■ What needs to be done
From the data below, copy out every line in which the word "axis" occurs.

(Saved entries)
* * * * *

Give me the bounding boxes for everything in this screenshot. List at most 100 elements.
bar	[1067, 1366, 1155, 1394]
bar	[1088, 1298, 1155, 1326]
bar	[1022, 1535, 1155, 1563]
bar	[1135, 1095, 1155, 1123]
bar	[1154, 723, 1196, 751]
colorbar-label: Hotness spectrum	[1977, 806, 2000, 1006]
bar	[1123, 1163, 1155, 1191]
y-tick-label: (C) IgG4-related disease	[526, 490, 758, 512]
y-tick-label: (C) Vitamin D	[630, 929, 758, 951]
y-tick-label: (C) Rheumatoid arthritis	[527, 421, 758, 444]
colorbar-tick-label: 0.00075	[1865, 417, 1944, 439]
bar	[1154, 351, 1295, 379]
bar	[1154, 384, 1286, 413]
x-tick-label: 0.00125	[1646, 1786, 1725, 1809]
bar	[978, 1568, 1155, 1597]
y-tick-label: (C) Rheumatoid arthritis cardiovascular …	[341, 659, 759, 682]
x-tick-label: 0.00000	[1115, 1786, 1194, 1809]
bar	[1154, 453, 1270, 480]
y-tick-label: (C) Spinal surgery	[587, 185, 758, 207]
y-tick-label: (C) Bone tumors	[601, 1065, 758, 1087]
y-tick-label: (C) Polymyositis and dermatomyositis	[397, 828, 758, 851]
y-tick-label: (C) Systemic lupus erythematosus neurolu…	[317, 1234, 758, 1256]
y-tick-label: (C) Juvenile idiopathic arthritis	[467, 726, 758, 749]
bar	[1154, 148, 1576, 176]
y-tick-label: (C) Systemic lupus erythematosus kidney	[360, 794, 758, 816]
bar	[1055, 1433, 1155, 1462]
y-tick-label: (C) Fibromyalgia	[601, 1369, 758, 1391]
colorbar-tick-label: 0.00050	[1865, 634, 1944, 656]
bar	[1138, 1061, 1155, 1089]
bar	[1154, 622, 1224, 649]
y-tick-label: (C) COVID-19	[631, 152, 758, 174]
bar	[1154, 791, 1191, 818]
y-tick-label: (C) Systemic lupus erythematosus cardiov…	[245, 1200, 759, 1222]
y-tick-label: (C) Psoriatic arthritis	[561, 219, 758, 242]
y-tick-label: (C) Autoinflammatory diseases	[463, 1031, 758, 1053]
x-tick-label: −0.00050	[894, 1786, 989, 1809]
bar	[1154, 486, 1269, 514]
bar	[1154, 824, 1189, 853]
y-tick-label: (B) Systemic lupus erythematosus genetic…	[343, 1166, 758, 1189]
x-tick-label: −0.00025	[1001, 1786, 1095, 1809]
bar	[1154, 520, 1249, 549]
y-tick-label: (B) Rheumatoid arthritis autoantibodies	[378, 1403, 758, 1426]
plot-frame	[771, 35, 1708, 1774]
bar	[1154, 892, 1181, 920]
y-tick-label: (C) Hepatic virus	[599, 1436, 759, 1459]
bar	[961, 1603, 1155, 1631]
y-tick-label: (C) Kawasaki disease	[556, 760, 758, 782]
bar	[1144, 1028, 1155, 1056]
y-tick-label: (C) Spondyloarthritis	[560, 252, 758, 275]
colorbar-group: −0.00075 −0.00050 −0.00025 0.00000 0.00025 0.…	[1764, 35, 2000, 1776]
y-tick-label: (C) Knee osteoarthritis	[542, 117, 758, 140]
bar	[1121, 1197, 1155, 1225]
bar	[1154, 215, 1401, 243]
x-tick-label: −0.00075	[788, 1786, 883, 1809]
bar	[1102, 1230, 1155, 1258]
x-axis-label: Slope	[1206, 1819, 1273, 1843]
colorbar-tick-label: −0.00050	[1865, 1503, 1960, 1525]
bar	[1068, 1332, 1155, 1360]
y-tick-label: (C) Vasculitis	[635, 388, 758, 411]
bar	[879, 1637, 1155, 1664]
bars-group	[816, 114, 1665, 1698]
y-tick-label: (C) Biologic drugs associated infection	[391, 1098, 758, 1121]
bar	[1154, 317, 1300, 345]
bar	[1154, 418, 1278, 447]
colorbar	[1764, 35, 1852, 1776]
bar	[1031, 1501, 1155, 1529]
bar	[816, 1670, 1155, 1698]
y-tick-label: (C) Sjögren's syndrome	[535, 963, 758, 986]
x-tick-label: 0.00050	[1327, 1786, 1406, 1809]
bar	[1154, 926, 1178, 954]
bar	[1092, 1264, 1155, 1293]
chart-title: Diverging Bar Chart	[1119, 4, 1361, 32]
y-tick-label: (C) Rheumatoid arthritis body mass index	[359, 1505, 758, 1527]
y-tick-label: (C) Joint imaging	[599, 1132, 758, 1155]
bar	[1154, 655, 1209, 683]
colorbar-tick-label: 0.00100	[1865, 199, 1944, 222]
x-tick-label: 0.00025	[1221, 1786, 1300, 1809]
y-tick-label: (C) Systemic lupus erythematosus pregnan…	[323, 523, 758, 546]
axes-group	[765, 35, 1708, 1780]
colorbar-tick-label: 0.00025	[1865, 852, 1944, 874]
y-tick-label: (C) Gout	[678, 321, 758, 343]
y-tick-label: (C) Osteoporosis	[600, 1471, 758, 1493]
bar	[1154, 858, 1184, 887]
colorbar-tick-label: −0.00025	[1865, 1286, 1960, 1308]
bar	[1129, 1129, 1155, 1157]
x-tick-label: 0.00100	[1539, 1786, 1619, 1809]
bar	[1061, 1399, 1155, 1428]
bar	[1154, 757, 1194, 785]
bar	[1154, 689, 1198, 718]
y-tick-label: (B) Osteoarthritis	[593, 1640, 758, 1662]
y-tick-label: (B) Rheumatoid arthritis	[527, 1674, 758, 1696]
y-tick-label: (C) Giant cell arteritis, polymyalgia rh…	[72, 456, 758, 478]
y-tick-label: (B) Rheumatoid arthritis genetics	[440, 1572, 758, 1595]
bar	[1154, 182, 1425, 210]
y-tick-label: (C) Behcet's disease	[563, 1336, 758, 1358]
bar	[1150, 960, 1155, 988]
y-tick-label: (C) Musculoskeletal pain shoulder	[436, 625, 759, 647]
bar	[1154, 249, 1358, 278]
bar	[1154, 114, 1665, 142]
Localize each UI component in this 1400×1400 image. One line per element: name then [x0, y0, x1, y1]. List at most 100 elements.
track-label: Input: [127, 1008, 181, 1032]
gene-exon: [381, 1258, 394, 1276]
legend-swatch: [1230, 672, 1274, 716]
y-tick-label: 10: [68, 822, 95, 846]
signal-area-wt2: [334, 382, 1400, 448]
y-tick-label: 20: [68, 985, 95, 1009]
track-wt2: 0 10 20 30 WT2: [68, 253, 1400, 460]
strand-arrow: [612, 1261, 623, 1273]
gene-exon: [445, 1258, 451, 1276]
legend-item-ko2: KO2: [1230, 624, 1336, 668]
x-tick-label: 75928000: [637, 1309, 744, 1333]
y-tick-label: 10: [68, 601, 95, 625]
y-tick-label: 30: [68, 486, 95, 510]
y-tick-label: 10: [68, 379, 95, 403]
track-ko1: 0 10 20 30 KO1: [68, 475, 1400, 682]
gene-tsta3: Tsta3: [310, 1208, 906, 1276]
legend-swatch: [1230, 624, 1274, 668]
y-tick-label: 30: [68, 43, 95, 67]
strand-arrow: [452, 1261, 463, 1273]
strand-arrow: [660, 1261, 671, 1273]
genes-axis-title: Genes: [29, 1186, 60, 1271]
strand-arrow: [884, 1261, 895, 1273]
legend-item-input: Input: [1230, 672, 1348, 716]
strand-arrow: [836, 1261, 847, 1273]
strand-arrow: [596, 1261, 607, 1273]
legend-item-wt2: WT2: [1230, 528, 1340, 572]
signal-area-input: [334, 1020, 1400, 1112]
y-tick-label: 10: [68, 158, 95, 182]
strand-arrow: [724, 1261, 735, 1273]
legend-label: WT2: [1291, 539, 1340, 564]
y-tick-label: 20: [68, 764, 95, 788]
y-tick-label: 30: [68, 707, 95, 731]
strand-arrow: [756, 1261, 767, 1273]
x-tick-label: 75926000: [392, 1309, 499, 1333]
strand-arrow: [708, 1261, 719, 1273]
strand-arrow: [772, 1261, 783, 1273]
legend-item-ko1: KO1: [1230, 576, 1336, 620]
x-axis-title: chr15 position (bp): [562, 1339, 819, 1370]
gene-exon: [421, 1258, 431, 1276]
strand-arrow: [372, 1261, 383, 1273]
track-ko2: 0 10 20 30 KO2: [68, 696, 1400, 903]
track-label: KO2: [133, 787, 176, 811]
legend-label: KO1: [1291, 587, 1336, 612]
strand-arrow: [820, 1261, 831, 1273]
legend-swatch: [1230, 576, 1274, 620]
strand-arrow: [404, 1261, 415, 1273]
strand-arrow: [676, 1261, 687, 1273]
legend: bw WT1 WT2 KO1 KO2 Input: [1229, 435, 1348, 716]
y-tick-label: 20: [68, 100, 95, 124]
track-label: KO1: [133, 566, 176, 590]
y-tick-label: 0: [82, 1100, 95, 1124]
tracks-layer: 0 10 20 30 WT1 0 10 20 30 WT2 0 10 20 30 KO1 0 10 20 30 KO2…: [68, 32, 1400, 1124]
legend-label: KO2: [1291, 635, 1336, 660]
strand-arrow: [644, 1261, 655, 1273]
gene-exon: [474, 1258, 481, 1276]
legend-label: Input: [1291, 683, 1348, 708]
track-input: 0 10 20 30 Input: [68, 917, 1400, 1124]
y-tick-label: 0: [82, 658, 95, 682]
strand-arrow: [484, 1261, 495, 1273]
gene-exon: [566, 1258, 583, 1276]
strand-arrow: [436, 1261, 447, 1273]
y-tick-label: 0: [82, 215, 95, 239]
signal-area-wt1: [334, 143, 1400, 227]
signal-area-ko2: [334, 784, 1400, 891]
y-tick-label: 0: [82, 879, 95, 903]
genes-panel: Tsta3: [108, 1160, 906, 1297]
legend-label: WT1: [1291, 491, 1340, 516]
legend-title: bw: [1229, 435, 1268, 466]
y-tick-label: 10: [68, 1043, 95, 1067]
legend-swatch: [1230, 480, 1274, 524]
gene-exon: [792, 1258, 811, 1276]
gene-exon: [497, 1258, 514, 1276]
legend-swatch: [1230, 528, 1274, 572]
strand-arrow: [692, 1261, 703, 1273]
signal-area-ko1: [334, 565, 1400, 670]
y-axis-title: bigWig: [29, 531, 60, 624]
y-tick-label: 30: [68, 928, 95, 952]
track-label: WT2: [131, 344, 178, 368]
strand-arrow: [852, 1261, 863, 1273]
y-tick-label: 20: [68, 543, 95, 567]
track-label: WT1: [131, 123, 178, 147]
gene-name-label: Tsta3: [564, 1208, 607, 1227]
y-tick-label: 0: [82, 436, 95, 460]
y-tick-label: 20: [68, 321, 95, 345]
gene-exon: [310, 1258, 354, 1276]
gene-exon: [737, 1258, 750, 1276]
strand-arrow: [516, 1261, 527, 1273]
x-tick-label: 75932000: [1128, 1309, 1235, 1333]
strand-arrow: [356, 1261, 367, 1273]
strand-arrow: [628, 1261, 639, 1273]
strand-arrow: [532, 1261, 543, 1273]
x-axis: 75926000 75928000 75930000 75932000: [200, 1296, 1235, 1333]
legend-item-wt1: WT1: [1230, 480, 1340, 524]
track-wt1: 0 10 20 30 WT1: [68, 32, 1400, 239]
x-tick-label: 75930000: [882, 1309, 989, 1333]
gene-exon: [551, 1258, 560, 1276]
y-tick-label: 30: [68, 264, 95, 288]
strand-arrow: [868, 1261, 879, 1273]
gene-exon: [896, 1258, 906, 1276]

* * * * *

■ Exercise response
x-axis-label: Slope	[1206, 1819, 1273, 1843]
genes-axis-title: Genes: [29, 1186, 60, 1271]
x-axis-title: chr15 position (bp): [562, 1339, 819, 1370]
y-axis-title: bigWig: [29, 531, 60, 624]
x-axis: 75926000 75928000 75930000 75932000: [200, 1296, 1235, 1333]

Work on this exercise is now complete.